# EXERCISE:
The data below must be copied in full and without any change.
===== THE RECORDS
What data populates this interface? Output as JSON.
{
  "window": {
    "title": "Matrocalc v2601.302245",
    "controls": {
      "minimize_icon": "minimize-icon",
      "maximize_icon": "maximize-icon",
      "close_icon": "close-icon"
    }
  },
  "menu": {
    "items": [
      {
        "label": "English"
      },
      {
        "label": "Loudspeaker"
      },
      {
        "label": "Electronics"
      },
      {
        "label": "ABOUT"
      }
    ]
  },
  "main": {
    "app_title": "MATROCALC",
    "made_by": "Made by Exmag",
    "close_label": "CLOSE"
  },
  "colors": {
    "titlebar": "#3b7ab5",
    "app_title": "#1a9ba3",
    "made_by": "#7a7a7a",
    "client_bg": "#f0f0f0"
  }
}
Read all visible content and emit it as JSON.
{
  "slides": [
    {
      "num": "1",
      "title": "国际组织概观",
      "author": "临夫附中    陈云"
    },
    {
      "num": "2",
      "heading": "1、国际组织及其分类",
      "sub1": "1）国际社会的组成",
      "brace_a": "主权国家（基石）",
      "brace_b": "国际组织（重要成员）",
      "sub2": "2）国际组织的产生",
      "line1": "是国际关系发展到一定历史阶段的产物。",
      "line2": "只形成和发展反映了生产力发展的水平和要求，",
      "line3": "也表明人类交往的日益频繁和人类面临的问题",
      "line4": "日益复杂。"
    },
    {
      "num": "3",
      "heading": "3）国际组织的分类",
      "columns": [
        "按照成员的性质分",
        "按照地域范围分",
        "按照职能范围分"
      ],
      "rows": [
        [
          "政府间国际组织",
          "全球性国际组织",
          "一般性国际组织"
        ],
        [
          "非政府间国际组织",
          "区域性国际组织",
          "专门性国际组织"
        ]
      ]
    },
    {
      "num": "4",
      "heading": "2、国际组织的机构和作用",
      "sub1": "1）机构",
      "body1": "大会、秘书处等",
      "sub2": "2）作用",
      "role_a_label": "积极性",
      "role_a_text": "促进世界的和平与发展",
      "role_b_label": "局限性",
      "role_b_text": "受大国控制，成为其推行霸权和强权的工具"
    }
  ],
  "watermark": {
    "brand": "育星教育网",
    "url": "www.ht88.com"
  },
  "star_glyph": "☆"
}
==========
# RESPONSE:
What data populates this interface? Output as JSON.
{
  "window": {
    "title": "Matrocalc v2601.302245",
    "controls": {
      "minimize_icon": "minimize-icon",
      "maximize_icon": "maximize-icon",
      "close_icon": "close-icon"
    }
  },
  "menu": {
    "items": [
      {
        "label": "English"
      },
      {
        "label": "Loudspeaker"
      },
      {
        "label": "Electronics"
      },
      {
        "label": "ABOUT"
      }
    ]
  },
  "main": {
    "app_title": "MATROCALC",
    "made_by": "Made by Exmag",
    "close_label": "CLOSE"
  },
  "colors": {
    "titlebar": "#3b7ab5",
    "app_title": "#1a9ba3",
    "made_by": "#7a7a7a",
    "client_bg": "#f0f0f0"
  }
}
Read all visible content and emit it as JSON.
{
  "slides": [
    {
      "num": "1",
      "title": "国际组织概观",
      "author": "临夫附中    陈云"
    },
    {
      "num": "2",
      "heading": "1、国际组织及其分类",
      "sub1": "1）国际社会的组成",
      "brace_a": "主权国家（基石）",
      "brace_b": "国际组织（重要成员）",
      "sub2": "2）国际组织的产生",
      "line1": "是国际关系发展到一定历史阶段的产物。",
      "line2": "只形成和发展反映了生产力发展的水平和要求，",
      "line3": "也表明人类交往的日益频繁和人类面临的问题",
      "line4": "日益复杂。"
    },
    {
      "num": "3",
      "heading": "3）国际组织的分类",
      "columns": [
        "按照成员的性质分",
        "按照地域范围分",
        "按照职能范围分"
      ],
      "rows": [
        [
          "政府间国际组织",
          "全球性国际组织",
          "一般性国际组织"
        ],
        [
          "非政府间国际组织",
          "区域性国际组织",
          "专门性国际组织"
        ]
      ]
    },
    {
      "num": "4",
      "heading": "2、国际组织的机构和作用",
      "sub1": "1）机构",
      "body1": "大会、秘书处等",
      "sub2": "2）作用",
      "role_a_label": "积极性",
      "role_a_text": "促进世界的和平与发展",
      "role_b_label": "局限性",
      "role_b_text": "受大国控制，成为其推行霸权和强权的工具"
    }
  ],
  "watermark": {
    "brand": "育星教育网",
    "url": "www.ht88.com"
  },
  "star_glyph": "☆"
}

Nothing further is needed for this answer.